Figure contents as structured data
++++++++
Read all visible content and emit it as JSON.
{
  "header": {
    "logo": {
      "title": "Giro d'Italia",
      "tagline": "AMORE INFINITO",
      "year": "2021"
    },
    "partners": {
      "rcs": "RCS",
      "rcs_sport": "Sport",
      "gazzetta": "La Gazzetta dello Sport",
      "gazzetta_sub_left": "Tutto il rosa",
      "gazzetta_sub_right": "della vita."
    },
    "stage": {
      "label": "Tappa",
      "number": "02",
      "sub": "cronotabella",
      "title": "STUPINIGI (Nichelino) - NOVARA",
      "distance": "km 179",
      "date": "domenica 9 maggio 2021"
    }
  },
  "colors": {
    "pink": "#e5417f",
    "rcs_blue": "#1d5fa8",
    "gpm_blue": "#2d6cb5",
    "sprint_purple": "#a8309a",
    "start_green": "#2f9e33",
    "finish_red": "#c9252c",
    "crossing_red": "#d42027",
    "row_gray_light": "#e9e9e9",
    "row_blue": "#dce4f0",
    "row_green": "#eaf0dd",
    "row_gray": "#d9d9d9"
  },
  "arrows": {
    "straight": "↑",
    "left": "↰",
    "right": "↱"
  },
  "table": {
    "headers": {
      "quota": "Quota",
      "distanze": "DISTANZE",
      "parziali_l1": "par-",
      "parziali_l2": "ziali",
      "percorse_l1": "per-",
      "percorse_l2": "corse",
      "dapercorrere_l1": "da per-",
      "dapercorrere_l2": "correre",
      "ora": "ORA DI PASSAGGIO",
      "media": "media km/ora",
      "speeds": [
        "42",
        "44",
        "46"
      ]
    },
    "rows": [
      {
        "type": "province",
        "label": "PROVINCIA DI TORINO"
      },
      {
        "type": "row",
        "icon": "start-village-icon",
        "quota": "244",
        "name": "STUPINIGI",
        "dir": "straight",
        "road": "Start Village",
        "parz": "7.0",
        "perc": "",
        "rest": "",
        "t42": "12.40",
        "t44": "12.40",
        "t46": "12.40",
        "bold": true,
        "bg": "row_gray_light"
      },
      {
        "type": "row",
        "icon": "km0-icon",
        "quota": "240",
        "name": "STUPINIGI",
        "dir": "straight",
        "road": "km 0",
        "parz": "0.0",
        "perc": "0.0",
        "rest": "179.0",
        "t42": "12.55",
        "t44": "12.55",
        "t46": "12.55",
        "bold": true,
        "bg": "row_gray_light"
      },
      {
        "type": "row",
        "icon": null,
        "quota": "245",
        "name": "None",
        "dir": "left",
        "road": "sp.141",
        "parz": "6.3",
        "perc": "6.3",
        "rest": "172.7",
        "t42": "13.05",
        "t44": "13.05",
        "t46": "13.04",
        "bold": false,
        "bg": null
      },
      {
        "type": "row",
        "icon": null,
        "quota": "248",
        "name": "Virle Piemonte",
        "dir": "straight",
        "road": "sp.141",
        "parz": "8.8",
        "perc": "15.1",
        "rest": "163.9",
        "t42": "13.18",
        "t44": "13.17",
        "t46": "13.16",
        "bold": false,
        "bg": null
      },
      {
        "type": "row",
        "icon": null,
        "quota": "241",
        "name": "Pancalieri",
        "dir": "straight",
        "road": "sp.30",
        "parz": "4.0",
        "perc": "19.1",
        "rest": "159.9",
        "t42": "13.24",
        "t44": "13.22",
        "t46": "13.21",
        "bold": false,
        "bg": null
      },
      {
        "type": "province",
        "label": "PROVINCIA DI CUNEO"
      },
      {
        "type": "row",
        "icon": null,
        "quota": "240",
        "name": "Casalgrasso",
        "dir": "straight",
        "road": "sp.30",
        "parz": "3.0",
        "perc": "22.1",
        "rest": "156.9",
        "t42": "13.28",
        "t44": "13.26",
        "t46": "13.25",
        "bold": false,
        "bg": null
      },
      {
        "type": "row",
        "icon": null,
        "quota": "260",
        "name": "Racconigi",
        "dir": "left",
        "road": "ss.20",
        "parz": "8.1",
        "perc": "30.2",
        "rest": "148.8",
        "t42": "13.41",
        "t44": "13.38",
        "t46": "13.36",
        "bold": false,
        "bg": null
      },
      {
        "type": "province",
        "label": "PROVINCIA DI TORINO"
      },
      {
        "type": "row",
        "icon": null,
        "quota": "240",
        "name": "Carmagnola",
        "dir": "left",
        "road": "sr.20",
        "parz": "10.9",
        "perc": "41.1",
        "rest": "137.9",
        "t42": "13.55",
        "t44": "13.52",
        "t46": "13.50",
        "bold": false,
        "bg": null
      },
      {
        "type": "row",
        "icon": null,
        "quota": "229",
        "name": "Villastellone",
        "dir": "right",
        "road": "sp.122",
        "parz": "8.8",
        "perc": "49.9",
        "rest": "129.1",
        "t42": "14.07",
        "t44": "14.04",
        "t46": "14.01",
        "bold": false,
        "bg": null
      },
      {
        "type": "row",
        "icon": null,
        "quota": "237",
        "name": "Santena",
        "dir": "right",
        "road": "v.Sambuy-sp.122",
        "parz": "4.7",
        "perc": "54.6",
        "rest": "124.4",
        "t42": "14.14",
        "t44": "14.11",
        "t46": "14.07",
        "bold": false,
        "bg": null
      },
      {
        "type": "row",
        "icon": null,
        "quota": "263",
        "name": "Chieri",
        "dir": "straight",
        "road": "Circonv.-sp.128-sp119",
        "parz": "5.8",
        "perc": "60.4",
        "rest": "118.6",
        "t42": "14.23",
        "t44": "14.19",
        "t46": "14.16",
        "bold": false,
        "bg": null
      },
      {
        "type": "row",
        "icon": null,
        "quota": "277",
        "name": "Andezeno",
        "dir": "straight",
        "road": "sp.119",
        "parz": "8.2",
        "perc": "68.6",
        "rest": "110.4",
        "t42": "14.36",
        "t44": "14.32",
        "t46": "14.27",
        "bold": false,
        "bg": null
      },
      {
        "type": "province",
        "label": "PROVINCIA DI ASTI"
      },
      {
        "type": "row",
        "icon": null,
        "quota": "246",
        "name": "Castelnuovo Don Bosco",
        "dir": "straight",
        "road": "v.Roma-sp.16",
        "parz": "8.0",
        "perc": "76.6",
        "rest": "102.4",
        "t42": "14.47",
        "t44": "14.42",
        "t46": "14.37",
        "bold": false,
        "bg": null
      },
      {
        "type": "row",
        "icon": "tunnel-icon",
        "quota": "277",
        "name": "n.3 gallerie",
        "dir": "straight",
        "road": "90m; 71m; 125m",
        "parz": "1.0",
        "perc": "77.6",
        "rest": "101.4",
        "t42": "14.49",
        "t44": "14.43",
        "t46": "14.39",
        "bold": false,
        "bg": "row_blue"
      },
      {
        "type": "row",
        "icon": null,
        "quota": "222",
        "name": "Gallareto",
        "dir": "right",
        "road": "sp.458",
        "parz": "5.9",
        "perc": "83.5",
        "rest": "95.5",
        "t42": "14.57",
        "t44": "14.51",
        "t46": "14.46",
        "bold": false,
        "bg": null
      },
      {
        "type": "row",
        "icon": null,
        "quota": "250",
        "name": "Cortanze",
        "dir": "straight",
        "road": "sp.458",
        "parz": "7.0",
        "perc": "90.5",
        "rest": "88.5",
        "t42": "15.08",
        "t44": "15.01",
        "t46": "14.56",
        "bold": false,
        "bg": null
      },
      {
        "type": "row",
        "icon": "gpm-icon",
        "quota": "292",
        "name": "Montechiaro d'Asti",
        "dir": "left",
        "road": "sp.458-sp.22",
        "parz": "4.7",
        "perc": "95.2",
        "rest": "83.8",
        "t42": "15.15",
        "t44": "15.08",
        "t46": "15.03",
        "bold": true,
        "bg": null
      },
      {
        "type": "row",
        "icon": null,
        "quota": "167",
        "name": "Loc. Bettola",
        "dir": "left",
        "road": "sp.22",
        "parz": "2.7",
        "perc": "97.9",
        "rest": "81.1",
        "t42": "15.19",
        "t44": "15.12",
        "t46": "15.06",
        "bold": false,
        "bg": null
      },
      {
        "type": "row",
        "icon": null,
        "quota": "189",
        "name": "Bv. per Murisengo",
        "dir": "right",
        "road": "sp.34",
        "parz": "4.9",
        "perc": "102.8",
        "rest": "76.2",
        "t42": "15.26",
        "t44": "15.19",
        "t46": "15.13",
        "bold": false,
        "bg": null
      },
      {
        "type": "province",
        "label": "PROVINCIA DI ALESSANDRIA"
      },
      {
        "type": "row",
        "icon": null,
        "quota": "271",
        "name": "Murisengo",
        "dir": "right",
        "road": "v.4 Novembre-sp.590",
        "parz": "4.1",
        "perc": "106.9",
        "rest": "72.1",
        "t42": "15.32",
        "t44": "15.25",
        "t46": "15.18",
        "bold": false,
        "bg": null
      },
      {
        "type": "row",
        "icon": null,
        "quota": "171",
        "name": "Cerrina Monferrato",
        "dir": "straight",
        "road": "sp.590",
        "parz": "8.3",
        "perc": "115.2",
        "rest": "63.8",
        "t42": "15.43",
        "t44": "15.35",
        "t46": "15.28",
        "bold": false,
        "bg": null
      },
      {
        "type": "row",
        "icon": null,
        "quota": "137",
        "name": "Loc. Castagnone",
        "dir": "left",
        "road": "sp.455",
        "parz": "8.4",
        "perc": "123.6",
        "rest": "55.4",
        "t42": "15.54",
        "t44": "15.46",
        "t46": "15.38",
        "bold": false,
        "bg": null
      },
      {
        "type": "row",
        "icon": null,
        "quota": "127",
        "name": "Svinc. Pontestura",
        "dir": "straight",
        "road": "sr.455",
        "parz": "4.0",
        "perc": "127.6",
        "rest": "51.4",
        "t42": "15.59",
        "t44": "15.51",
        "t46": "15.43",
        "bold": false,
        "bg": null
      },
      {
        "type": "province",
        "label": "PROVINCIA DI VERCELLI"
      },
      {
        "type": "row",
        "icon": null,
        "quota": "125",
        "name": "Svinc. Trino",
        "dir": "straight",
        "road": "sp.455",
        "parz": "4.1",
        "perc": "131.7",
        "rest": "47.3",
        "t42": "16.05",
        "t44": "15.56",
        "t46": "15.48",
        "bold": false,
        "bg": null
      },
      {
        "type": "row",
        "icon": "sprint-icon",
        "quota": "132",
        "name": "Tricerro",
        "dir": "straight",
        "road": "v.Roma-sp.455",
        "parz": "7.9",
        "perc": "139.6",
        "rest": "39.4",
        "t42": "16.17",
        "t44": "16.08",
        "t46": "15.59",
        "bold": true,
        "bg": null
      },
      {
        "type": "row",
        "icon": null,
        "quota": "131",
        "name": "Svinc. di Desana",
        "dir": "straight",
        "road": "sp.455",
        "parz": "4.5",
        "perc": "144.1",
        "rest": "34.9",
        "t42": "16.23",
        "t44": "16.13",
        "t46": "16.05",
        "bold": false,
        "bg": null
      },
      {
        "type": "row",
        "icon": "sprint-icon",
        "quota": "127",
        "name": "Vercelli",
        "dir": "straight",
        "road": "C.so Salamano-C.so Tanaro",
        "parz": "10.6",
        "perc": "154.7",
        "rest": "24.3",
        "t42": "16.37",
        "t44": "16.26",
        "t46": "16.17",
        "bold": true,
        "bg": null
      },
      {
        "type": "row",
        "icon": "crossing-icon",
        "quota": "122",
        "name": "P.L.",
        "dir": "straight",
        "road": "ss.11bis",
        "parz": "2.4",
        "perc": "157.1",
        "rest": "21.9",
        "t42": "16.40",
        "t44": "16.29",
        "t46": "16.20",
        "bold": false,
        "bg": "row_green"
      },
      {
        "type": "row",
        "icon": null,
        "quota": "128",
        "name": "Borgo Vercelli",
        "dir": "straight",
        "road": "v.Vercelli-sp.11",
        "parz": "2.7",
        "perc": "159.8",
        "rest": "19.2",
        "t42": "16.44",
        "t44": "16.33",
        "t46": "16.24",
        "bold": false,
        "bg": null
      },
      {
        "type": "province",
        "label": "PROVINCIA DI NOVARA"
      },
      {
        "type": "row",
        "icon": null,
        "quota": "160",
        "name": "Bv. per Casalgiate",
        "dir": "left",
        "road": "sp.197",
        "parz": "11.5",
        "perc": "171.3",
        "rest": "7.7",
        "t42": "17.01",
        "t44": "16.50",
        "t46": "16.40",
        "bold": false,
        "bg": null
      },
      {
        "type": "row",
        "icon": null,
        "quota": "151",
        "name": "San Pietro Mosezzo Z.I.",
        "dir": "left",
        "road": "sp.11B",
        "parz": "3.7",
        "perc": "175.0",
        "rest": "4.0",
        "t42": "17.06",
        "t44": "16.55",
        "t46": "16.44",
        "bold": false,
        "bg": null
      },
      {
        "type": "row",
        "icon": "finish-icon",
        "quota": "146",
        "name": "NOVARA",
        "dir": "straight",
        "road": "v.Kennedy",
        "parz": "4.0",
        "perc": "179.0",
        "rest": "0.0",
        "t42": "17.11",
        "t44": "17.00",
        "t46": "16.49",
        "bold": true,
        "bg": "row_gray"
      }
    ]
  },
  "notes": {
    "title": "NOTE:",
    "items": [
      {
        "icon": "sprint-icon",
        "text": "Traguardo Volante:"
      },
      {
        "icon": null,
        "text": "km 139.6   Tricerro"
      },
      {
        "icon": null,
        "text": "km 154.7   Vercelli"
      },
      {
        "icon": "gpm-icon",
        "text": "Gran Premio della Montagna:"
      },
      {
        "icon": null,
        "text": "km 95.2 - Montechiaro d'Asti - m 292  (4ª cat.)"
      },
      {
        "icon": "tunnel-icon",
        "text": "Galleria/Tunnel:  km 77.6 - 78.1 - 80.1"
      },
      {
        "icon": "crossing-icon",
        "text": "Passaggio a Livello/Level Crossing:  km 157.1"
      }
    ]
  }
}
++++++++
_REQUIREMENTS_: Leave out every line without the string "title" and copy the rest.

_FINAL RESULT_:
      "title": "Giro d'Italia",
      "title": "STUPINIGI (Nichelino) - NOVARA",
    "title": "NOTE:",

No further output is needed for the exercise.